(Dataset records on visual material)
>>>

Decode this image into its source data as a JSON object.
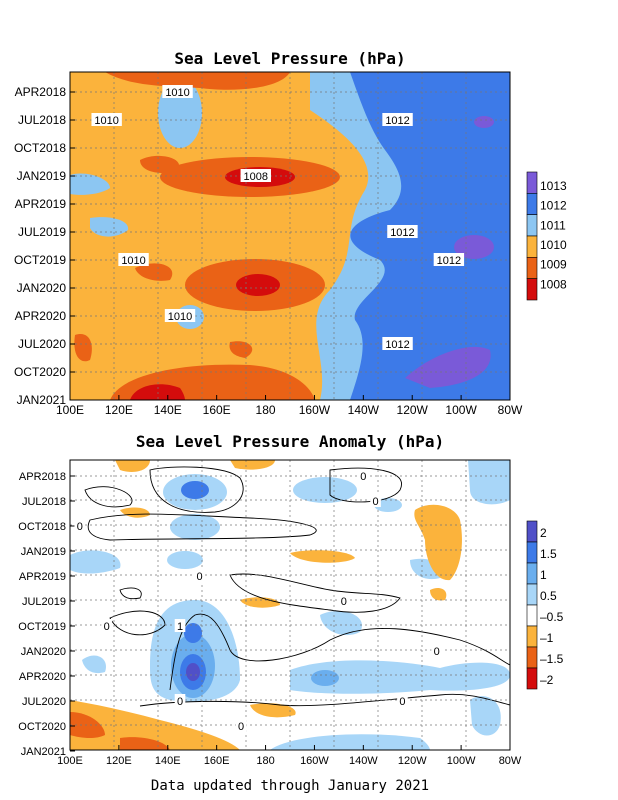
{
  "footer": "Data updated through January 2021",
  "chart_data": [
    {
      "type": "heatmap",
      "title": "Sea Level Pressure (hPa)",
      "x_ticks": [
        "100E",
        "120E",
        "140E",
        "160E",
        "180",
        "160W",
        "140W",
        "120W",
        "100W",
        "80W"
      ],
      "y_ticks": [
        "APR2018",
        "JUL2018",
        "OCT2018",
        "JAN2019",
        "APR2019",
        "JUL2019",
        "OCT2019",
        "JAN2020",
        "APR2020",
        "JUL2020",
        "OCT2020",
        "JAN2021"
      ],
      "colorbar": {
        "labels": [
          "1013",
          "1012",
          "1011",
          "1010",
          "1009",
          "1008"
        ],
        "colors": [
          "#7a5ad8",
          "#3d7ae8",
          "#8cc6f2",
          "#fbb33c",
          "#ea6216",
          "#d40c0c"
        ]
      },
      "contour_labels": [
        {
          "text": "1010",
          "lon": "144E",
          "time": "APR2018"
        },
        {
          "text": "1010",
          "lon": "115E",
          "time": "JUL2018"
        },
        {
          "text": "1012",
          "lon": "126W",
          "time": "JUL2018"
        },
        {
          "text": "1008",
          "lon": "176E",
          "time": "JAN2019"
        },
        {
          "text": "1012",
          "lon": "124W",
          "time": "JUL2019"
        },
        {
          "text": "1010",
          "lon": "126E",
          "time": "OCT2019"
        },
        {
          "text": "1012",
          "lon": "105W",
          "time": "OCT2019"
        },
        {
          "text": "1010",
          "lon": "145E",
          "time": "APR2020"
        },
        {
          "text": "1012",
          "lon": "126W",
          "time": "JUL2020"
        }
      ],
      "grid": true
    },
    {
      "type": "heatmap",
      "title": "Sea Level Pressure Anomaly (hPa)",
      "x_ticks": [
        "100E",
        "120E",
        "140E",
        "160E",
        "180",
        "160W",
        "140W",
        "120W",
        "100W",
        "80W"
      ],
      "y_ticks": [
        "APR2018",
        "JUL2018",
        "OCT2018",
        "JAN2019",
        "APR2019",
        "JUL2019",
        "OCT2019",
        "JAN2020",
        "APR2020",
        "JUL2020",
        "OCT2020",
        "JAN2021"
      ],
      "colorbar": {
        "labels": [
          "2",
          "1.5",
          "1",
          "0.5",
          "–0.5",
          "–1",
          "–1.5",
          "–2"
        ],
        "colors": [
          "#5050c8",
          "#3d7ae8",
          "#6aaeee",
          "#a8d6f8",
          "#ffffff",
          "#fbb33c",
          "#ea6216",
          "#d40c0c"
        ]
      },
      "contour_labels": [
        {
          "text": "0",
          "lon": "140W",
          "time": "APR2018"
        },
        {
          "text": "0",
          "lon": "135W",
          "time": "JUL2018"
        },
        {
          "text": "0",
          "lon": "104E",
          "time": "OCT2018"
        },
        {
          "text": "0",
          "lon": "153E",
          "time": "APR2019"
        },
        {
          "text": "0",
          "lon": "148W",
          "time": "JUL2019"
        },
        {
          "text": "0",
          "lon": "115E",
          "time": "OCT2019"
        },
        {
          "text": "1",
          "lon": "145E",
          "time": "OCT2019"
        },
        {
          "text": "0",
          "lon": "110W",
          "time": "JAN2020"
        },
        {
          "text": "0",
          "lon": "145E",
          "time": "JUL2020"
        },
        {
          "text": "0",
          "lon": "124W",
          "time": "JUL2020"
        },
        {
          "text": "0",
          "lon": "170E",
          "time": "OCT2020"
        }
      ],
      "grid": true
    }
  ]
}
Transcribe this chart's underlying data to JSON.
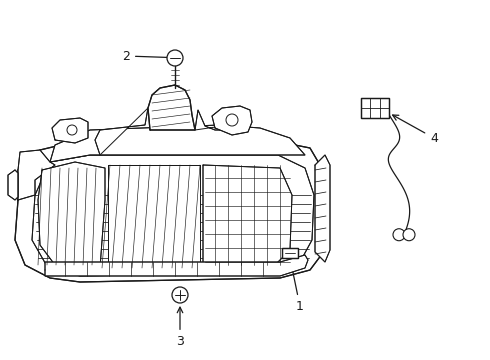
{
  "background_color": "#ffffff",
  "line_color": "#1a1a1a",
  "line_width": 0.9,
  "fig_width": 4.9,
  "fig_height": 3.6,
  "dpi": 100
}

<<<

- What you should do
Pictures are not part of the copy; reproduce exactly and only the lines from the line containing "Transcribe this chart's" through the end of the listing.

- Written reply
Transcribe this chart's underlying data to JSON.
{
  "background_color": "#ffffff",
  "line_color": "#1a1a1a",
  "line_width": 0.9,
  "fig_width": 4.9,
  "fig_height": 3.6,
  "dpi": 100
}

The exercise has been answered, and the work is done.